***** Registros del conjunto

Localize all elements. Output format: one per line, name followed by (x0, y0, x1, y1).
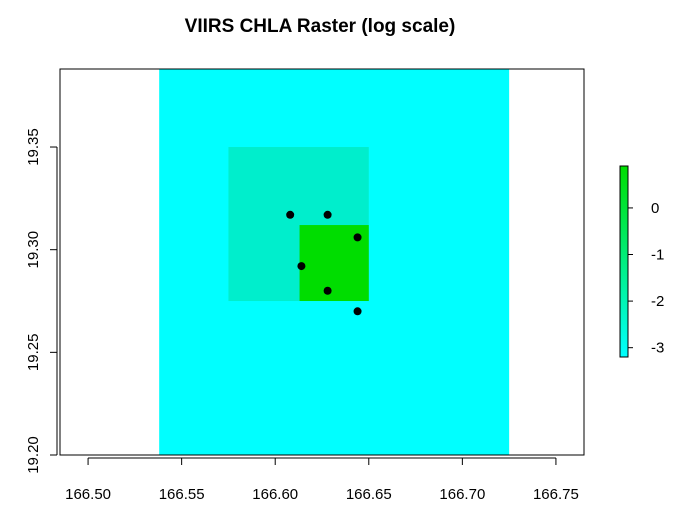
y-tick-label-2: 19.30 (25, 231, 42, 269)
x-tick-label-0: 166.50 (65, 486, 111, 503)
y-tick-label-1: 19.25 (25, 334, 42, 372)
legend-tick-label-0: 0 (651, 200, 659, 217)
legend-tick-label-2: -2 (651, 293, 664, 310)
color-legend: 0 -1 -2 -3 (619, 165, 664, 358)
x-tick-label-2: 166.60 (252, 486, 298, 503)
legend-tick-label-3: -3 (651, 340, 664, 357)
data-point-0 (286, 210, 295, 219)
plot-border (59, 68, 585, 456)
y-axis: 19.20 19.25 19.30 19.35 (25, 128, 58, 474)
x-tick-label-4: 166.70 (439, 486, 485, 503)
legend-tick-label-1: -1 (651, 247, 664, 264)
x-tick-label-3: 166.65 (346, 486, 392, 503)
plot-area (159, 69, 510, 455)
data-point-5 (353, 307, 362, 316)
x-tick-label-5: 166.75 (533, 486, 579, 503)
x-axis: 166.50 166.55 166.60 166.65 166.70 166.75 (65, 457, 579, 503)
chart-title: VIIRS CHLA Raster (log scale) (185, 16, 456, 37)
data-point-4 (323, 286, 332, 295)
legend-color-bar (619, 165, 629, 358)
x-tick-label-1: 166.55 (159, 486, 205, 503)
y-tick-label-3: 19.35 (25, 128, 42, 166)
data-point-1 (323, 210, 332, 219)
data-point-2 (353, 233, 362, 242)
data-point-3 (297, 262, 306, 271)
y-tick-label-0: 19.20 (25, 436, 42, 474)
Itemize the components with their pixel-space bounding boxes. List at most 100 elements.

**********

:: Enunciado de la tarea ::
Copia de nuevo los registros y renombra "data-point" como "marker" en todos ellos, sin cambiar nada más. Deja la imagen fuera de tu respuesta.

:: Solución del problema ::
Localize all elements. Output format: one per line, name followed by (x0, y0, x1, y1).
y-tick-label-2: 19.30 (25, 231, 42, 269)
x-tick-label-0: 166.50 (65, 486, 111, 503)
y-tick-label-1: 19.25 (25, 334, 42, 372)
legend-tick-label-0: 0 (651, 200, 659, 217)
legend-tick-label-2: -2 (651, 293, 664, 310)
color-legend: 0 -1 -2 -3 (619, 165, 664, 358)
x-tick-label-2: 166.60 (252, 486, 298, 503)
legend-tick-label-3: -3 (651, 340, 664, 357)
marker-0 (286, 210, 295, 219)
plot-border (59, 68, 585, 456)
y-axis: 19.20 19.25 19.30 19.35 (25, 128, 58, 474)
x-tick-label-4: 166.70 (439, 486, 485, 503)
legend-tick-label-1: -1 (651, 247, 664, 264)
x-tick-label-3: 166.65 (346, 486, 392, 503)
plot-area (159, 69, 510, 455)
marker-5 (353, 307, 362, 316)
x-tick-label-5: 166.75 (533, 486, 579, 503)
x-axis: 166.50 166.55 166.60 166.65 166.70 166.75 (65, 457, 579, 503)
chart-title: VIIRS CHLA Raster (log scale) (185, 16, 456, 37)
marker-4 (323, 286, 332, 295)
legend-color-bar (619, 165, 629, 358)
x-tick-label-1: 166.55 (159, 486, 205, 503)
y-tick-label-3: 19.35 (25, 128, 42, 166)
marker-1 (323, 210, 332, 219)
marker-2 (353, 233, 362, 242)
marker-3 (297, 262, 306, 271)
y-tick-label-0: 19.20 (25, 436, 42, 474)
Itemize the components with their pixel-space bounding boxes. List at most 100 elements.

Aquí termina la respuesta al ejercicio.